» PROBLEM REQUIREMENTS
Rewrite the Suleiman Al-Saeed profile from "Youth career" up to and including "Al-Diriyah / 36 / (8)", replacing "Youth career" with "Academy career".
[PASSAGE SHOWN — start]
Suleiman Al-Saeed

Personal information
- Full name: Suleiman Saeed Mohammed Al-Lehji
- Date of birth: 8 August 1995 (age 31)
- Place of birth: Saudi Arabia
- Height: 1.77 m (5 ft 10 in)
- Position: Winger

Team information
- Current team: Al-Jabalain
- Number: 77

Youth career
- –2018: Al-Nassr

Senior career*
- Years: Team / Apps / (Gls)
- 2018–2019: Al-Sadd / 18 / (2)
- 2019–2020: Al-Taqadom / 26 / (2)
- 2020–2021: Al-Diriyah / 36 / (8)
- 2021–2023: Al-Hazem / 28 / (2)
- 2022: → Al-Diriyah (loan) / 20 / (2)
- 2023–2024: Al-Jabalain / 32 / (3)
- 2024–2026: Al-Diriyah
- 2026–: Al-Jabalain / 1 / (1)
[PASSAGE SHOWN — finish]
[DATA FOR REVIEW — start]
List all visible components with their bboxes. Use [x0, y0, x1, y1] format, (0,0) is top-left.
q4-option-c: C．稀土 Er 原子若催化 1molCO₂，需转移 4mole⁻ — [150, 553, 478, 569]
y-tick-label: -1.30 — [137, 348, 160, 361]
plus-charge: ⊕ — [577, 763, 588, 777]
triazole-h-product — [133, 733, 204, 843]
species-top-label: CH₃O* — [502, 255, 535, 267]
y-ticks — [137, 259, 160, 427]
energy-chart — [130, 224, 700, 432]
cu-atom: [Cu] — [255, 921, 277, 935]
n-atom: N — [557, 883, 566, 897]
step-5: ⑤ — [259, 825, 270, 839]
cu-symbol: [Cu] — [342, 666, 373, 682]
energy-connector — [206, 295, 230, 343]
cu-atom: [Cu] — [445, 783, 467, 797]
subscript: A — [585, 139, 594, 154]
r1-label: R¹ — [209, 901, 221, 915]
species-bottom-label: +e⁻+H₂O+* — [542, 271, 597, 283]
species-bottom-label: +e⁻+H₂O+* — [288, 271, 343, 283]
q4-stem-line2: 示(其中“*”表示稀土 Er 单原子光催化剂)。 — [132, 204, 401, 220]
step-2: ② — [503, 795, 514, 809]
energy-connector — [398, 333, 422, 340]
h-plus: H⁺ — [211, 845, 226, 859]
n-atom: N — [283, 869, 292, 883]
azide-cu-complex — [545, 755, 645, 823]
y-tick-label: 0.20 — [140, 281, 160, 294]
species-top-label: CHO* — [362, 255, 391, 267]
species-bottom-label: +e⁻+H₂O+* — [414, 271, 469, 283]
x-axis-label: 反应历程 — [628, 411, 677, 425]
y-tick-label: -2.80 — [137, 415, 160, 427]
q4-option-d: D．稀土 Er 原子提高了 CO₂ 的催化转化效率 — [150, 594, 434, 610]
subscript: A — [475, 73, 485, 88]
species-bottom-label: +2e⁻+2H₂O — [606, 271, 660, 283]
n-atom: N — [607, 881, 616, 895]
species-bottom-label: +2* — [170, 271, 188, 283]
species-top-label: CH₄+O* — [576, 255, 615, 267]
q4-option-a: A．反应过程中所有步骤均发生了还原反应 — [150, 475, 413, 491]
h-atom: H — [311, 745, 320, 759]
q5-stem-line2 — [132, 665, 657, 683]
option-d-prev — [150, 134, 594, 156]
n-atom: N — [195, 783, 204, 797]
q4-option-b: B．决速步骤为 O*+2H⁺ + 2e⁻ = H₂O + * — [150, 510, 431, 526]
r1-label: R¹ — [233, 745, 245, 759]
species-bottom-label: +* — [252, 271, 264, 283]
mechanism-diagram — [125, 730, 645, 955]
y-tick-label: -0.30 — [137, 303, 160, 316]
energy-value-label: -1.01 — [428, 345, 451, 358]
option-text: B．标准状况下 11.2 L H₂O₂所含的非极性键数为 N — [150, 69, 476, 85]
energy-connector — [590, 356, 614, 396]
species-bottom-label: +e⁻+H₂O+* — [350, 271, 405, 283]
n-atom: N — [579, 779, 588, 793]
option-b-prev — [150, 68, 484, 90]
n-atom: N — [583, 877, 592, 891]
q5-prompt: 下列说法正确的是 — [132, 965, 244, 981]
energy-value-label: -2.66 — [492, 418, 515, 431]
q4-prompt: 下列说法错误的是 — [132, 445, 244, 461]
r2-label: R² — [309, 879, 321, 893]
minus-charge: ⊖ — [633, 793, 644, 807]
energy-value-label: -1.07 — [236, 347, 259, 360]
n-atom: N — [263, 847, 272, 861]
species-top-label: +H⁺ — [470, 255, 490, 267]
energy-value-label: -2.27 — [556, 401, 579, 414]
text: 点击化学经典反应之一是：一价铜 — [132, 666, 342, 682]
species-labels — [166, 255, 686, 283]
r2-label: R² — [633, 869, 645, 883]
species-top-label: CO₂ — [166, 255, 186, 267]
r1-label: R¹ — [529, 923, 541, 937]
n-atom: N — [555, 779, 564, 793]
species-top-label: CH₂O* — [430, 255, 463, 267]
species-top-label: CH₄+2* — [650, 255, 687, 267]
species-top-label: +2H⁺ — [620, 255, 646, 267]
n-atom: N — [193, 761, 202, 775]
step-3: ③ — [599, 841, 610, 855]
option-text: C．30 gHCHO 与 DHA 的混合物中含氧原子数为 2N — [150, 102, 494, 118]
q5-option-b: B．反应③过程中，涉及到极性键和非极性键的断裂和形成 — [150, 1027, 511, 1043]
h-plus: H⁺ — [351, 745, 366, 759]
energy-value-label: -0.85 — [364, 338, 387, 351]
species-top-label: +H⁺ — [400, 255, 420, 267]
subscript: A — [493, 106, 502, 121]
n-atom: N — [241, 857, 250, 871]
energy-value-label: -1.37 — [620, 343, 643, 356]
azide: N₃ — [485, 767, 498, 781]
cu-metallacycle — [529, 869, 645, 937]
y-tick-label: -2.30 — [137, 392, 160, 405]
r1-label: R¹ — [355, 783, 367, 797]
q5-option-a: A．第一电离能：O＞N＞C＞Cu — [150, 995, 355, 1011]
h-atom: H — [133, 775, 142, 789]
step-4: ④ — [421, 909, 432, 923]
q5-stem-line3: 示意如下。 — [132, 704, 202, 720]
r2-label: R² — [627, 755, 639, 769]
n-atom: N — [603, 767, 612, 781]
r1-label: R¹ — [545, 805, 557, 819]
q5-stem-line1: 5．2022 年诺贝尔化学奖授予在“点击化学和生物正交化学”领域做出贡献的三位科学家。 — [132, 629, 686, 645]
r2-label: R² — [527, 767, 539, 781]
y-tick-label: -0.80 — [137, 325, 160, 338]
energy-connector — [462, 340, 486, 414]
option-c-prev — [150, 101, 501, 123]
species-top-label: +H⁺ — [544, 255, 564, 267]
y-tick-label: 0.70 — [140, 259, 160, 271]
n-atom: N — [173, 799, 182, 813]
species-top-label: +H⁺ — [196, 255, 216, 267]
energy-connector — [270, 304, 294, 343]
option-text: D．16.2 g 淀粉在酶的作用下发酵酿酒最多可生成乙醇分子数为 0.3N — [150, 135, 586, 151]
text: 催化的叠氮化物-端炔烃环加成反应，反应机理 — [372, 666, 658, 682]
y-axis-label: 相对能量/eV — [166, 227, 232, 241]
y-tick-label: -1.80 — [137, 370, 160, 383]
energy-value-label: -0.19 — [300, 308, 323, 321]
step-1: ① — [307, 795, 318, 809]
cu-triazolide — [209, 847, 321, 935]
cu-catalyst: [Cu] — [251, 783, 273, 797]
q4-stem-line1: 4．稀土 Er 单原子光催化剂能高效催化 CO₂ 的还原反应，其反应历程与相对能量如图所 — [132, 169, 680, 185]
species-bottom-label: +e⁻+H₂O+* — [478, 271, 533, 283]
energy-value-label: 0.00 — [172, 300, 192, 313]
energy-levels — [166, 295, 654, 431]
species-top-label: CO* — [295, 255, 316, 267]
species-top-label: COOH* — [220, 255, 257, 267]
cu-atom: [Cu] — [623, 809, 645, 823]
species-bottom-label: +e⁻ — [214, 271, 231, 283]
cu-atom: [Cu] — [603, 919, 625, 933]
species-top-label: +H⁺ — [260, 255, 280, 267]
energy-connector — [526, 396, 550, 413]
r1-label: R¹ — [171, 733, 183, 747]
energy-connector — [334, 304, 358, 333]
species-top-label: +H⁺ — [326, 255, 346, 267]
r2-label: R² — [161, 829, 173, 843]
[DATA FOR REVIEW — finish]
» WRITTEN RESPONSE
Academy career
- –2018: Al-Nassr

Senior career*
- Years: Team / Apps / (Gls)
- 2018–2019: Al-Sadd / 18 / (2)
- 2019–2020: Al-Taqadom / 26 / (2)
- 2020–2021: Al-Diriyah / 36 / (8)